### Required work
A: In the Osmose passage, what does Davies say she is resituating in virtual space by using these interface methods?
B: Pick up the Osmose passage after its final sentence and extend it.

Reading text Block Start

In Osmose, the recontructed body is made possible by the absence of physical metaphors. With no metaphorical hands in front of your face, you become intensely aware of your entire being despite of the fact that you have no physical form. Recent trends have been to deny the body altogether, and consider that the body will become nothing more than a marrying of flesh and machine. "That trend, for me, is one that I find very alarming," says Davies, "and a lot of people have bought into it. For me, it's important that we reaffirm the body, reaffirm our materiality, and I feel that by using these interface methods I am resituating the body in that virtual space." She adds, "I don't like VR because of what we normally see. It's ugly, you've got hard-edged objects in an empty space, it's horizontal, they've got ugly textures on them. You go in there and there's not much to do except move around and point at things and manipulate things, and you're the boss. What we're attempting to do is get away from that completely, where you're not the boss, you're just in there in this enveloping space which is very sensuous and very ambiguous."
Green and blue, dark cold walls. I freefall into a dark abyss. Yet what would otherwise be fear is instead a fascinating curiosity. That sound, what is it? Music? No. Animals? No. It is neither, yet it is both. It swirls me like a gentle, lonely funnel cloud, begging me to stay a while. And while I am not afraid, it is not home. I want to go home, back to the clearing, back to the wise old oak tree. Yet still I continue my descent and swoop forward.

Reading text Block End
Supplied records Block Start

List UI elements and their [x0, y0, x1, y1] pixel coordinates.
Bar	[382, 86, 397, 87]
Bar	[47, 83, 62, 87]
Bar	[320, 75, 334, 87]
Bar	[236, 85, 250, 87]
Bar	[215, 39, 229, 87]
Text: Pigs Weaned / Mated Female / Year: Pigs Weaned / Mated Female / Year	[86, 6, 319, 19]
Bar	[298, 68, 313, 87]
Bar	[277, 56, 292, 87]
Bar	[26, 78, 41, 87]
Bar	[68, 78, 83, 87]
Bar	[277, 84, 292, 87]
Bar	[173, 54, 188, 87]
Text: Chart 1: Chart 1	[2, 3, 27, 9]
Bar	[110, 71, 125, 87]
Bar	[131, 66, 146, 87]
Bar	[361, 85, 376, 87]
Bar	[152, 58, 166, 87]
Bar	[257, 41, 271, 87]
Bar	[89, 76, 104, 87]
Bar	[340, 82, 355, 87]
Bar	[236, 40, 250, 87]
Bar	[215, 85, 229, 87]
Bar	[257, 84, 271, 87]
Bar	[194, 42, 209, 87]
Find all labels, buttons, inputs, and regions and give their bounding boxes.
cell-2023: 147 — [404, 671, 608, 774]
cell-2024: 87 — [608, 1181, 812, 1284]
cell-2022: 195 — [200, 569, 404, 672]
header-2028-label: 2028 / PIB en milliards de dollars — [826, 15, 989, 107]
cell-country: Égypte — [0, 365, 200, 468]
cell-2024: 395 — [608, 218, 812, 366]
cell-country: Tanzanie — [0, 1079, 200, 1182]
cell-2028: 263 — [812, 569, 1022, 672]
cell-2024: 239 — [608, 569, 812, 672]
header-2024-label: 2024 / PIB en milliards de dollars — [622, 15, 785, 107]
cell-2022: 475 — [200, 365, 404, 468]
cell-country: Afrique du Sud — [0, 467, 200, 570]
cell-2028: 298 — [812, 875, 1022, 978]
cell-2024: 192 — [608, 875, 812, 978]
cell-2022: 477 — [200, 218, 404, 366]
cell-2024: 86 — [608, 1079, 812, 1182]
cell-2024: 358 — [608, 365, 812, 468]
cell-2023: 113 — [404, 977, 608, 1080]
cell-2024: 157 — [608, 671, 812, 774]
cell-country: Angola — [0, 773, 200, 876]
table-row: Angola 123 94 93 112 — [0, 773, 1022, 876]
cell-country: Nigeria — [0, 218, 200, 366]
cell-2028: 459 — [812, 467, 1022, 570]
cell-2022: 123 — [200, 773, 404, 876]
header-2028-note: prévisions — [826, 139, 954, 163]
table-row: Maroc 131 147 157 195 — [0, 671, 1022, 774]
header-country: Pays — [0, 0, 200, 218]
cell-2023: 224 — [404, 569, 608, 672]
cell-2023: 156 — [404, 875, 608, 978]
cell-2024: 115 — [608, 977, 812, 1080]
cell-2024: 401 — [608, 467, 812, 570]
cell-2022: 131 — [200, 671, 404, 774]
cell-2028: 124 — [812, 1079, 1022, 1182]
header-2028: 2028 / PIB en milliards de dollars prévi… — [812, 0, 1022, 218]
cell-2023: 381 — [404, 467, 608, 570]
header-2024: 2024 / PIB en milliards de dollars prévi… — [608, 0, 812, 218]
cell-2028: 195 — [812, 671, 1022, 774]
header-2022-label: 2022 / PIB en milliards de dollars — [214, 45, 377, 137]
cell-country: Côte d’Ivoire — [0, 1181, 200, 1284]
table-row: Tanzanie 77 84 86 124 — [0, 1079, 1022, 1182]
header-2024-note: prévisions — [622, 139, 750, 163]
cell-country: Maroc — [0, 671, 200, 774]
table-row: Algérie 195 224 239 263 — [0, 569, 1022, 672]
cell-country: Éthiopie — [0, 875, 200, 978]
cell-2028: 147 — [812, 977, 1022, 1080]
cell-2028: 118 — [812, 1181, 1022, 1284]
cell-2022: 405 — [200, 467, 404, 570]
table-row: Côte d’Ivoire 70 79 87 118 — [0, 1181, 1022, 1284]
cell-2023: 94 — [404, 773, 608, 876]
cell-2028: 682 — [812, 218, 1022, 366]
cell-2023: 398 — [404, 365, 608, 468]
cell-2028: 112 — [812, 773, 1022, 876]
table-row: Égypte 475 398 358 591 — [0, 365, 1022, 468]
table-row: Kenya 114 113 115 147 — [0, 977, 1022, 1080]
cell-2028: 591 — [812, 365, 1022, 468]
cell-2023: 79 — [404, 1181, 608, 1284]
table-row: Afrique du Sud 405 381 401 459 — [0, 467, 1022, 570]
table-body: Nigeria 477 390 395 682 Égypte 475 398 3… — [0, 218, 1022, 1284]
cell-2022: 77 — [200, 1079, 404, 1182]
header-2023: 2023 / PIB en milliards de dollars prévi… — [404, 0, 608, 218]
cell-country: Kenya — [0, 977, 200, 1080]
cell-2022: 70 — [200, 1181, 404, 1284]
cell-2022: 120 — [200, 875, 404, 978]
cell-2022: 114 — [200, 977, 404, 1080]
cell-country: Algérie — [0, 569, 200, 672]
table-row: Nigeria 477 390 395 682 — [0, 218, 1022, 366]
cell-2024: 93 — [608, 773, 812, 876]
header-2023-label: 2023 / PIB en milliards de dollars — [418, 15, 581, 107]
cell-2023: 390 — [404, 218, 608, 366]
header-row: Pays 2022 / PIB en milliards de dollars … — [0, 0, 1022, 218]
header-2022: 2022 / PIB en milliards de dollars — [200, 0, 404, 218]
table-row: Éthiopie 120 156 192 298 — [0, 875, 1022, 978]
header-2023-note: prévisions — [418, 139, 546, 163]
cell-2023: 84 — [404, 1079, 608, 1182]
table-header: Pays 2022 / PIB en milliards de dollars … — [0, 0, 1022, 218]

Supplied records Block End

### Results for each task
A: She says she is resituating the body in that virtual space.

B:
When Davies first started working with SoftImage 1987, she held back working with VR because she felt that the technology was not yet up to what she wanted to do with it. She continued incorporating the aesthetics that she developed as a painter and continued to develop as a computer artist at SoftImage. "There's a spatial ambiguity, and while there is a figure of the ground you can't quite make it out. [Some still] images take forty hours to render one frame. In VR, because it's real-time interactive, we need 30 frames per second or better. I that thought since I can't [achieve] that aesthetic [in VR] I should wait a few years, and then I had a talk with someone in Germany who developed a rendering software and he said it would be years before computers ever get that powerful." But since then SoftImage developed a technique for rendering environments in three-dimensional realtime by using particle patterns to create objects instead of the traditional solid blocks, a technique employed in Osmose.
What is this? Numbers? Letters, as if projected from a computer screen? Lines of programming surround me in big green phosphorous figures. DNA. Building blocks, the construction of this world, lines of code strung together in three dimensions. I move through them, fly over them, and all the while they play their techy, almost goofy tune.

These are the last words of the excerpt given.